[START OF Data in this exercise]

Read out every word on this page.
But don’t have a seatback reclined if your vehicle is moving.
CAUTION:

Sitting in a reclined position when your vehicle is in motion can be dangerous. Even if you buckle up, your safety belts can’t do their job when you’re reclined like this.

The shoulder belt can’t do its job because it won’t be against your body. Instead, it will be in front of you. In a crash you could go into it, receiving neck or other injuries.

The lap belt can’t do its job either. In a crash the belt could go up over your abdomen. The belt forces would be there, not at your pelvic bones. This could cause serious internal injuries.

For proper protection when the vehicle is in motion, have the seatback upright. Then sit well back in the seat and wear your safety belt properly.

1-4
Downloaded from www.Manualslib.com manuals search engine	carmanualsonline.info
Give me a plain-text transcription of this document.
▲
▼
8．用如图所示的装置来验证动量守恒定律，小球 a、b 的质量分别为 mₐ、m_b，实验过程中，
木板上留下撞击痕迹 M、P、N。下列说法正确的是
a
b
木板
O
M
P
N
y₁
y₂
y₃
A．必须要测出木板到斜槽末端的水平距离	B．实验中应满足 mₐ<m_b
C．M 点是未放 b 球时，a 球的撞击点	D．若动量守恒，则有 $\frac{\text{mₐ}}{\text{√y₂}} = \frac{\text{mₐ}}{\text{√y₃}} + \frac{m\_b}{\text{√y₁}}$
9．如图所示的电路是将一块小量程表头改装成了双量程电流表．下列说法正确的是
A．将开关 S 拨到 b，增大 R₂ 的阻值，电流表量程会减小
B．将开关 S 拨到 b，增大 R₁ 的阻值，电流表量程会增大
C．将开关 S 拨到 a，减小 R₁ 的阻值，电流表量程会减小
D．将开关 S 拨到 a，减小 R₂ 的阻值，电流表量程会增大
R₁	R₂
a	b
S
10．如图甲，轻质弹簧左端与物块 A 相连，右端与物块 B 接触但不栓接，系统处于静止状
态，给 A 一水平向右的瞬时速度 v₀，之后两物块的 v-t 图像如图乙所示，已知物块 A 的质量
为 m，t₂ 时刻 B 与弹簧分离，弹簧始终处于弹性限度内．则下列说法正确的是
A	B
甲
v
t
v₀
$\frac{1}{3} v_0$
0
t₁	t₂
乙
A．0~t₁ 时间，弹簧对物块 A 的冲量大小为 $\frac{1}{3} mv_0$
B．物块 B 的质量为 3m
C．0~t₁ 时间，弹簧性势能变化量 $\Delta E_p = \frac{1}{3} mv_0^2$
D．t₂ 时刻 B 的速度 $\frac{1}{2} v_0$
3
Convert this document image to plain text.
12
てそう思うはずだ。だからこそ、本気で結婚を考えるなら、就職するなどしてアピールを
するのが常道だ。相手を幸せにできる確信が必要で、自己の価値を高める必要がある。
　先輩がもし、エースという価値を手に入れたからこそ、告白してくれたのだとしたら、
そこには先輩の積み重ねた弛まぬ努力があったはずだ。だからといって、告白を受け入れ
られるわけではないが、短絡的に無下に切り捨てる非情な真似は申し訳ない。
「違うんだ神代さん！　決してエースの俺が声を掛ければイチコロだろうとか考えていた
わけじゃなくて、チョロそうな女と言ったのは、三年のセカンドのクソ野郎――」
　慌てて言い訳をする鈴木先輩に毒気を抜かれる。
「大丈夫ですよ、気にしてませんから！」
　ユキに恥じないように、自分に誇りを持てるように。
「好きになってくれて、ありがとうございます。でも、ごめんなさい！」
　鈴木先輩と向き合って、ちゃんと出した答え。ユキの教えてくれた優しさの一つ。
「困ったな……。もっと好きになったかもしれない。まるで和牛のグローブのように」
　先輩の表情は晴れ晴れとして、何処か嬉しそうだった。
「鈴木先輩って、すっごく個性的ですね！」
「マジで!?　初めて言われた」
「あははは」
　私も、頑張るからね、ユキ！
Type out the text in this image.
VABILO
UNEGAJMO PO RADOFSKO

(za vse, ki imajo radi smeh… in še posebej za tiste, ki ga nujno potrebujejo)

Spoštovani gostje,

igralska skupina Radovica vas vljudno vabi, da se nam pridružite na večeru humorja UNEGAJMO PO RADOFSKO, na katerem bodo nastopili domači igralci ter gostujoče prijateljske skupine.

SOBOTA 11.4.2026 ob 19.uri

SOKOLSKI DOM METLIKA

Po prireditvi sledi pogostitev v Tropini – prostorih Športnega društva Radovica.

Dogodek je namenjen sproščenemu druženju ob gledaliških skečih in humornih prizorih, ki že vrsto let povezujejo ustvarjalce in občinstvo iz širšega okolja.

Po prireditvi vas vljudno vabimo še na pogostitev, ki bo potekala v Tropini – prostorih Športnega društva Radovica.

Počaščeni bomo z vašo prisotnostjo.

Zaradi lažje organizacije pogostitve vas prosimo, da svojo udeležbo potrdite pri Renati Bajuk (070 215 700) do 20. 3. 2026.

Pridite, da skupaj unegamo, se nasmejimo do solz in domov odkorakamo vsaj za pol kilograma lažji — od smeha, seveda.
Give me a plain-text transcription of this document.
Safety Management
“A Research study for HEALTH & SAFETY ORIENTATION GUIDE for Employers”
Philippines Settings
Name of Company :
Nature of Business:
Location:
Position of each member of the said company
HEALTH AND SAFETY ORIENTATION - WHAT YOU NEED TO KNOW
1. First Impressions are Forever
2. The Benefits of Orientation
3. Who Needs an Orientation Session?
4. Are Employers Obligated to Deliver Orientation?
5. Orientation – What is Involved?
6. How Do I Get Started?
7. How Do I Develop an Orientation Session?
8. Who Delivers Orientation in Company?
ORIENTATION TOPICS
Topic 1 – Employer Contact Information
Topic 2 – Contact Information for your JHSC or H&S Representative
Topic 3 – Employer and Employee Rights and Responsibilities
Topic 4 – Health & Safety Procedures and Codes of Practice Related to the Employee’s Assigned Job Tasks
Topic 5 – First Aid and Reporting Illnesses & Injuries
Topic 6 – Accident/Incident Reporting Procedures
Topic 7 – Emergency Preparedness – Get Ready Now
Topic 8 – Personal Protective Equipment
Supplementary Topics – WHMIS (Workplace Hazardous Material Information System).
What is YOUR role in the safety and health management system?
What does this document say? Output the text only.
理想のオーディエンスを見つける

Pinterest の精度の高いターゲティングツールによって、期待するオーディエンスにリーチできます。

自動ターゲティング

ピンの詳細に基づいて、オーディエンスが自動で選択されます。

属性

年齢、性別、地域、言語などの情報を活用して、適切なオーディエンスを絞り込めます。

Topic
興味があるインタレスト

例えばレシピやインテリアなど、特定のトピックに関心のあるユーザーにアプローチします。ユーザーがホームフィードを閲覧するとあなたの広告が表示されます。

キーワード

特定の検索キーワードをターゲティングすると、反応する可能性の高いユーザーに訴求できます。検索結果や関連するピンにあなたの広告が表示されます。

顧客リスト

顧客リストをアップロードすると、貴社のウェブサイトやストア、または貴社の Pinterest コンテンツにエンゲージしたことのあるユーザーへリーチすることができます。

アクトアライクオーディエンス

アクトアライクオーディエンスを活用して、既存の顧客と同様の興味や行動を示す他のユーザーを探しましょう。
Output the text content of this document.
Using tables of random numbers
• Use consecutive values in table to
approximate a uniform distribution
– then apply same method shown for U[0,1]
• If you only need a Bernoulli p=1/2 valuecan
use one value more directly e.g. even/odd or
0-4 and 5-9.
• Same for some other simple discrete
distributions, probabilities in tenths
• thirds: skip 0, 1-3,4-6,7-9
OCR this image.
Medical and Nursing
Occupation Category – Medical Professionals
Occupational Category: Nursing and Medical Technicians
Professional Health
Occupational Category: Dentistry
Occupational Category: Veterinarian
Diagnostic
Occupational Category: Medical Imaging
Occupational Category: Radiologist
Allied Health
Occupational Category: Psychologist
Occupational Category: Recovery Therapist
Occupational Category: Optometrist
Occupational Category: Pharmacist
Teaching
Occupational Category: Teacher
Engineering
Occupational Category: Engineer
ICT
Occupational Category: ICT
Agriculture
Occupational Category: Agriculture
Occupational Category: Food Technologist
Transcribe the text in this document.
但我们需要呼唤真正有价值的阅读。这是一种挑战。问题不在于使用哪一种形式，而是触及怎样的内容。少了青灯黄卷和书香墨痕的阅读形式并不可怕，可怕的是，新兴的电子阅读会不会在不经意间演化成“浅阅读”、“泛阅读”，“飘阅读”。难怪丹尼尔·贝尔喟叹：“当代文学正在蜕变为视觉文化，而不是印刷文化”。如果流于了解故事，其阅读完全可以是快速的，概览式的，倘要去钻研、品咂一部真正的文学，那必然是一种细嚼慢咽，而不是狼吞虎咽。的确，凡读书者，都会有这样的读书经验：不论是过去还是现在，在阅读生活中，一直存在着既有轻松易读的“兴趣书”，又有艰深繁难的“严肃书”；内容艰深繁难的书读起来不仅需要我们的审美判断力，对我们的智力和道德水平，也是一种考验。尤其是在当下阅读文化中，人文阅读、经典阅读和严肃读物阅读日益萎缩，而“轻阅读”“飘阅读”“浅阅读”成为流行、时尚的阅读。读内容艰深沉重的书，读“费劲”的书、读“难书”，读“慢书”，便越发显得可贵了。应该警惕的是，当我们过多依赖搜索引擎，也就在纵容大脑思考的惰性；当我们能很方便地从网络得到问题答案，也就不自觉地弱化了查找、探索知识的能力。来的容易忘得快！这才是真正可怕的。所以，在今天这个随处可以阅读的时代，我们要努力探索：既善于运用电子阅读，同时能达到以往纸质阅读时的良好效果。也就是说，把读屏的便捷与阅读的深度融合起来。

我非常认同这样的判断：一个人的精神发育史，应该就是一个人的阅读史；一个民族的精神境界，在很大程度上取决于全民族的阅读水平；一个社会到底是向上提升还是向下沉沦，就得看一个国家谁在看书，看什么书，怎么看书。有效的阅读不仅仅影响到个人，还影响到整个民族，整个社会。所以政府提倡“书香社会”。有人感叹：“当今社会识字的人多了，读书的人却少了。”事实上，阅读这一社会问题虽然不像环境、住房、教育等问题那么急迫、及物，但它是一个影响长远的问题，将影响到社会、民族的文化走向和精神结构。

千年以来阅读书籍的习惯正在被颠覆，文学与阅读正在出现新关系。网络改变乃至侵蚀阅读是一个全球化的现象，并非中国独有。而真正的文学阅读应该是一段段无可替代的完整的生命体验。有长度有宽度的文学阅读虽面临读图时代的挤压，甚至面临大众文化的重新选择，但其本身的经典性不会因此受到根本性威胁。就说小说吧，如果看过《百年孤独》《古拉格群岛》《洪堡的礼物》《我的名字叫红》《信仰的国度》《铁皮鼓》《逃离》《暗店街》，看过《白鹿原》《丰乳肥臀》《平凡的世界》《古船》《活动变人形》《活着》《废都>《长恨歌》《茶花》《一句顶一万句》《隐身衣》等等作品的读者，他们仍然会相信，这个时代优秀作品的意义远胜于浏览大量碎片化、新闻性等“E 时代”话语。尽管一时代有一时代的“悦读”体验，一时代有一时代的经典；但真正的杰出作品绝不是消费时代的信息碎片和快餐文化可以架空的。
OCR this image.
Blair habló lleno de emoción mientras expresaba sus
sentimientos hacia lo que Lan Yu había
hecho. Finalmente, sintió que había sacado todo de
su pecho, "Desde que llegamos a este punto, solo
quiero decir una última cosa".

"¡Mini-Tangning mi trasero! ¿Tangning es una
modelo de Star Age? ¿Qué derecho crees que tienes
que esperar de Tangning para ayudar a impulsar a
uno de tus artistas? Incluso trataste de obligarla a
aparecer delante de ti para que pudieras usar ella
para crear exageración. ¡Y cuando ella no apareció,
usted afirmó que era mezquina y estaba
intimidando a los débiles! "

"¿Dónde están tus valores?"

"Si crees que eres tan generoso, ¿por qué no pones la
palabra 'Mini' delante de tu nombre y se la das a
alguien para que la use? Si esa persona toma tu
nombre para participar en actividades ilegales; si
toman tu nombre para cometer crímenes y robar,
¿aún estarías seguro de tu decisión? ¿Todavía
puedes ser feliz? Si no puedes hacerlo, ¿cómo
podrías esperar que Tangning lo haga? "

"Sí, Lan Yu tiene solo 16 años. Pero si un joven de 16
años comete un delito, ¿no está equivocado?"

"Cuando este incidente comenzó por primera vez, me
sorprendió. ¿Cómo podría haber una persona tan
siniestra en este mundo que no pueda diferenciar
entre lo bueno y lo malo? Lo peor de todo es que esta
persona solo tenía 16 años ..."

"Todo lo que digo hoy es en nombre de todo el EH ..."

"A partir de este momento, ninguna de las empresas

[END OF Data in this exercise]

● **Problem description**
Show every line of the records above that contains the word "have".

● **Solution to this exercise**
But don’t have a seatback reclined if your vehicle is moving.
For proper protection when the vehicle is in motion, have the seatback upright. Then sit well back in the seat and wear your safety belt properly.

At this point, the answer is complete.